[Dataset records]
________________

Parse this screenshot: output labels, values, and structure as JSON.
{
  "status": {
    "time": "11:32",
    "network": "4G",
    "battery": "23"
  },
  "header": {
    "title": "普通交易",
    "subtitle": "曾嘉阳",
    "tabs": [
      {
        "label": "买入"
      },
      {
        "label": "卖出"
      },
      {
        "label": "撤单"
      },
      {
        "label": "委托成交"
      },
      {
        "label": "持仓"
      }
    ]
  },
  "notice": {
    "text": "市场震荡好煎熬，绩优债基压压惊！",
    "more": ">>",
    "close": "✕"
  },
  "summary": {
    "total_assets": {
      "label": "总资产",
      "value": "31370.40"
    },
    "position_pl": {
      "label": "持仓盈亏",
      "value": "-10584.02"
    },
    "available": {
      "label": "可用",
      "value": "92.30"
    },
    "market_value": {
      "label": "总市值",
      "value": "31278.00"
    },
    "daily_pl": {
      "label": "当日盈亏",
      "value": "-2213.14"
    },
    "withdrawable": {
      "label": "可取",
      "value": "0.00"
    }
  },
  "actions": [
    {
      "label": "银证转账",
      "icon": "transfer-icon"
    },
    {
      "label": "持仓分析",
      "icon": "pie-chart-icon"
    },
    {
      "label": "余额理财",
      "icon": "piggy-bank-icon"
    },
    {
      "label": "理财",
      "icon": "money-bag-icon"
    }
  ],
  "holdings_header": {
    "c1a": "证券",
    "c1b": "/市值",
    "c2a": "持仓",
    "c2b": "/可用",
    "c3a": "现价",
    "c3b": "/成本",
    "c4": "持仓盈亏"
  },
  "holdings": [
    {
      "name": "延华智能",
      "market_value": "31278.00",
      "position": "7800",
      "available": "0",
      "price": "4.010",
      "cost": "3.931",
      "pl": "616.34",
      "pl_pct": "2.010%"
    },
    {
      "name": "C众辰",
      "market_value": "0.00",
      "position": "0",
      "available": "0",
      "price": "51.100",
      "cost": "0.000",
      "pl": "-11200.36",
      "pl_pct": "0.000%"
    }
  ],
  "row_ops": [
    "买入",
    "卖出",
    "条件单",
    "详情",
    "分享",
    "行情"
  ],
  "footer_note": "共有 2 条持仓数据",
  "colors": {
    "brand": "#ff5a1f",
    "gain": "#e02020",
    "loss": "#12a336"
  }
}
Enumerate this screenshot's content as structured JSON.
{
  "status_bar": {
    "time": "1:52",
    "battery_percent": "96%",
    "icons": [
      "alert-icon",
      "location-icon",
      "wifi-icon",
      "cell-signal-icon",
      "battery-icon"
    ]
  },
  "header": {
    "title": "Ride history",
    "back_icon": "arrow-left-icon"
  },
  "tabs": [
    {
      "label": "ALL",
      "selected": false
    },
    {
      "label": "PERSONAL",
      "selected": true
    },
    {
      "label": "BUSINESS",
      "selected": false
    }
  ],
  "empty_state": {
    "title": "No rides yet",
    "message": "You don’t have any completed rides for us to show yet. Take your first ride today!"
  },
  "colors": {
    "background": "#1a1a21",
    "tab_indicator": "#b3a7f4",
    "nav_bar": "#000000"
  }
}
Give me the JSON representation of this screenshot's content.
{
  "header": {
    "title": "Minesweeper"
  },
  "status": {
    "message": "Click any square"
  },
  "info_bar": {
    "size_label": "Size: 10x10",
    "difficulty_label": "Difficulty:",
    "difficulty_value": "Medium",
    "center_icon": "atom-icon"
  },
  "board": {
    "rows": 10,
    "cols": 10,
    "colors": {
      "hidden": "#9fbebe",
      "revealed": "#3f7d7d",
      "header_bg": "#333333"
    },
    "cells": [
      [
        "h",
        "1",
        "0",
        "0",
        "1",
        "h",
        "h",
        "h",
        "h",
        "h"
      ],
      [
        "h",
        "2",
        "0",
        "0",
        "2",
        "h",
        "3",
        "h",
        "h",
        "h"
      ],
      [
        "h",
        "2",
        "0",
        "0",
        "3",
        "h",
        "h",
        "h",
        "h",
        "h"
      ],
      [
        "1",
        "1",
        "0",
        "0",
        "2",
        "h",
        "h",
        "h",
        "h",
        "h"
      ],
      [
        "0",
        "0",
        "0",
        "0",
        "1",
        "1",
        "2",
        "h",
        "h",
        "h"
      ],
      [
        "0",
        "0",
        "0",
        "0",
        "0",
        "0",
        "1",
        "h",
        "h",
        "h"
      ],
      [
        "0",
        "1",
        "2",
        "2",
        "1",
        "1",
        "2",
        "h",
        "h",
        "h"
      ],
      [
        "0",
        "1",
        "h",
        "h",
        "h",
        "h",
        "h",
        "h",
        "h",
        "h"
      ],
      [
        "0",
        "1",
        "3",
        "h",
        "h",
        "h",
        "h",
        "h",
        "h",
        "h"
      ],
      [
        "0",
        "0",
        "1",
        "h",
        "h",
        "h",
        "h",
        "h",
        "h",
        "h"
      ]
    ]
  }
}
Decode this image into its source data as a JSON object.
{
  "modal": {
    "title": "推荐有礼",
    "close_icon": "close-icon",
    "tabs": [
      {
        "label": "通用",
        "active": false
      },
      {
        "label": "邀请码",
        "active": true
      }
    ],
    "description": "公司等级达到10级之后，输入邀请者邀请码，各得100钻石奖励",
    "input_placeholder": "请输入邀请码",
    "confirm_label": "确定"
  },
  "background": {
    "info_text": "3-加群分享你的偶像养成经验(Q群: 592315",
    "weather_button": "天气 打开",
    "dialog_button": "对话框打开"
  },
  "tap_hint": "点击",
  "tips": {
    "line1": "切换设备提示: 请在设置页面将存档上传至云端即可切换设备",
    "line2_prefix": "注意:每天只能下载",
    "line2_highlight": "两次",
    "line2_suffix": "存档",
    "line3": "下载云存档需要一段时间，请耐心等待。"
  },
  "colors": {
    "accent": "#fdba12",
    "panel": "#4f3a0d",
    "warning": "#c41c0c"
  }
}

________________

What is required:
Print nothing but the lines from the line with "Decode this image" to the last line of the records above. Both of those lines count.

Expected answer:
Decode this image into its source data as a JSON object.
{
  "modal": {
    "title": "推荐有礼",
    "close_icon": "close-icon",
    "tabs": [
      {
        "label": "通用",
        "active": false
      },
      {
        "label": "邀请码",
        "active": true
      }
    ],
    "description": "公司等级达到10级之后，输入邀请者邀请码，各得100钻石奖励",
    "input_placeholder": "请输入邀请码",
    "confirm_label": "确定"
  },
  "background": {
    "info_text": "3-加群分享你的偶像养成经验(Q群: 592315",
    "weather_button": "天气 打开",
    "dialog_button": "对话框打开"
  },
  "tap_hint": "点击",
  "tips": {
    "line1": "切换设备提示: 请在设置页面将存档上传至云端即可切换设备",
    "line2_prefix": "注意:每天只能下载",
    "line2_highlight": "两次",
    "line2_suffix": "存档",
    "line3": "下载云存档需要一段时间，请耐心等待。"
  },
  "colors": {
    "accent": "#fdba12",
    "panel": "#4f3a0d",
    "warning": "#c41c0c"
  }
}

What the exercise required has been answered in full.